Job: Collect each line of the records that contains the string "watermark", treating uppercase and lowercase letters as distinct.

Information given:
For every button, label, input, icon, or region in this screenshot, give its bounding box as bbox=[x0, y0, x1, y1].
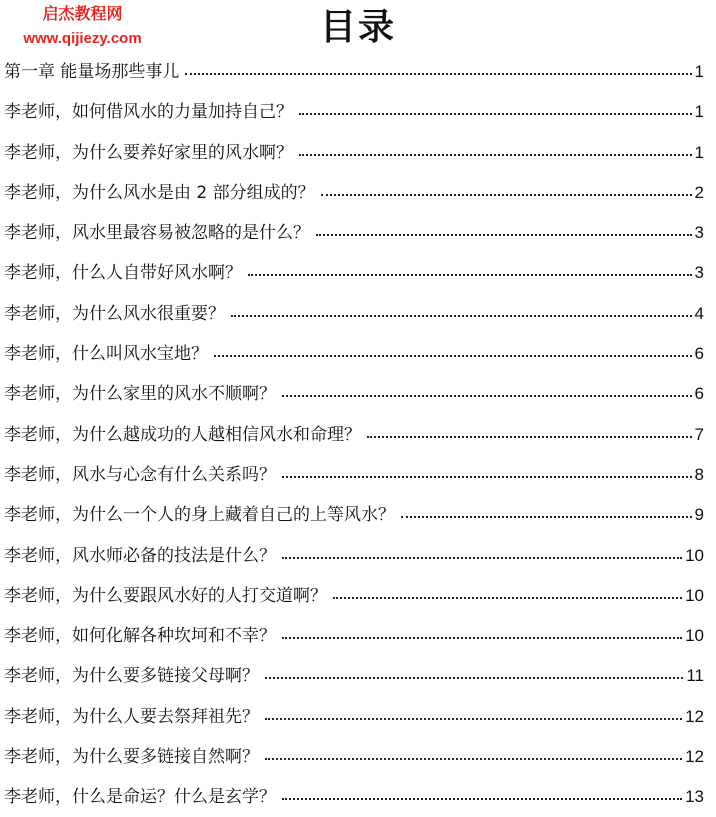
dot-leader bbox=[282, 393, 692, 397]
toc-entry-title: 李老师，什么人自带好风水啊？ bbox=[4, 263, 242, 284]
toc-entry-page-number: 9 bbox=[694, 505, 704, 525]
dot-leader bbox=[367, 434, 692, 438]
toc-entry-page-number: 10 bbox=[685, 585, 704, 605]
dot-leader bbox=[231, 313, 692, 317]
toc-entry-title: 李老师，为什么要跟风水好的人打交道啊？ bbox=[4, 585, 327, 606]
toc-entry-page-number: 1 bbox=[694, 102, 704, 122]
toc-entry[interactable] bbox=[4, 656, 704, 696]
toc-entry-title: 李老师，为什么要多链接自然啊？ bbox=[4, 747, 259, 768]
toc-entry-page-number: 3 bbox=[694, 223, 704, 243]
toc-entry[interactable] bbox=[4, 616, 704, 656]
toc-entry-page-number: 2 bbox=[694, 182, 704, 202]
dot-leader bbox=[282, 796, 682, 800]
toc-entry-title: 李老师，风水师必备的技法是什么？ bbox=[4, 545, 276, 566]
toc-entry-title: 第一章 能量场那些事儿 bbox=[4, 62, 180, 82]
toc-entry[interactable] bbox=[4, 777, 704, 817]
dot-leader bbox=[265, 756, 682, 760]
toc-entry[interactable] bbox=[4, 294, 704, 334]
toc-entry[interactable] bbox=[4, 92, 704, 132]
toc-entry[interactable] bbox=[4, 52, 704, 92]
toc-entry-title: 李老师，风水里最容易被忽略的是什么？ bbox=[4, 223, 310, 244]
toc-entry-title: 李老师，为什么要多链接父母啊？ bbox=[4, 666, 259, 687]
toc-entry-page-number: 12 bbox=[685, 706, 704, 726]
toc-entry-title: 李老师，为什么人要去祭拜祖先？ bbox=[4, 706, 259, 727]
dot-leader bbox=[248, 272, 692, 276]
dot-leader bbox=[185, 71, 691, 75]
watermark-site-name: 启杰教程网 bbox=[42, 4, 123, 23]
toc-entry-title: 李老师，为什么风水很重要？ bbox=[4, 303, 225, 324]
toc-entry-page-number: 7 bbox=[694, 424, 704, 444]
dot-leader bbox=[265, 716, 682, 720]
toc-entry[interactable] bbox=[4, 737, 704, 777]
dot-leader bbox=[214, 353, 692, 357]
toc-entry[interactable] bbox=[4, 697, 704, 737]
toc-entry-title: 李老师，为什么要养好家里的风水啊？ bbox=[4, 142, 293, 163]
toc-entry-title: 李老师，风水与心念有什么关系吗？ bbox=[4, 464, 276, 485]
dot-leader bbox=[299, 152, 692, 156]
toc-entry[interactable] bbox=[4, 334, 704, 374]
toc-entry[interactable] bbox=[4, 536, 704, 576]
toc-entry[interactable] bbox=[4, 213, 704, 253]
toc-entry-title: 李老师，为什么一个人的身上藏着自己的上等风水？ bbox=[4, 505, 395, 526]
toc-entry-title: 李老师，为什么越成功的人越相信风水和命理？ bbox=[4, 424, 361, 445]
dot-leader bbox=[299, 111, 692, 115]
dot-leader bbox=[316, 232, 692, 236]
toc-entry-page-number: 6 bbox=[694, 344, 704, 364]
toc-entry-page-number: 10 bbox=[685, 545, 704, 565]
dot-leader bbox=[282, 555, 682, 559]
dot-leader bbox=[333, 595, 682, 599]
toc-entry[interactable] bbox=[4, 374, 704, 414]
toc-entry[interactable] bbox=[4, 455, 704, 495]
toc-entry-page-number: 10 bbox=[685, 626, 704, 646]
toc-entry-page-number: 11 bbox=[686, 666, 704, 686]
toc-entry-title: 李老师，为什么风水是由 2 部分组成的？ bbox=[4, 182, 315, 203]
toc-entry[interactable] bbox=[4, 576, 704, 616]
toc-entry-title: 李老师，什么叫风水宝地？ bbox=[4, 344, 208, 365]
toc-entry-title: 李老师，什么是命运？什么是玄学？ bbox=[4, 787, 276, 808]
toc-entry-page-number: 6 bbox=[694, 384, 704, 404]
table-of-contents bbox=[4, 52, 704, 817]
toc-entry-title: 李老师，为什么家里的风水不顺啊？ bbox=[4, 384, 276, 405]
dot-leader bbox=[265, 675, 683, 679]
toc-entry[interactable] bbox=[4, 133, 704, 173]
toc-entry[interactable] bbox=[4, 253, 704, 293]
toc-entry-page-number: 4 bbox=[694, 303, 704, 323]
toc-entry-page-number: 3 bbox=[694, 263, 704, 283]
toc-entry[interactable] bbox=[4, 415, 704, 455]
toc-entry-title: 李老师，如何借风水的力量加持自己？ bbox=[4, 102, 293, 123]
dot-leader bbox=[321, 192, 692, 196]
dot-leader bbox=[401, 514, 692, 518]
toc-entry[interactable] bbox=[4, 495, 704, 535]
toc-entry-page-number: 1 bbox=[694, 142, 704, 162]
toc-entry-page-number: 1 bbox=[694, 62, 704, 81]
toc-entry-title: 李老师，如何化解各种坎坷和不幸？ bbox=[4, 626, 276, 647]
watermark-site-url: www.qijiezy.com bbox=[23, 30, 142, 47]
page-title: 目录 bbox=[319, 6, 396, 48]
dot-leader bbox=[282, 635, 682, 639]
dot-leader bbox=[282, 474, 692, 478]
toc-entry-page-number: 13 bbox=[685, 787, 704, 807]
toc-entry-page-number: 8 bbox=[694, 464, 704, 484]
toc-entry-page-number: 12 bbox=[685, 747, 704, 767]
toc-entry[interactable] bbox=[4, 173, 704, 213]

Written response:
watermark-site-name: 启杰教程网 bbox=[42, 4, 123, 23]
watermark-site-url: www.qijiezy.com bbox=[23, 30, 142, 47]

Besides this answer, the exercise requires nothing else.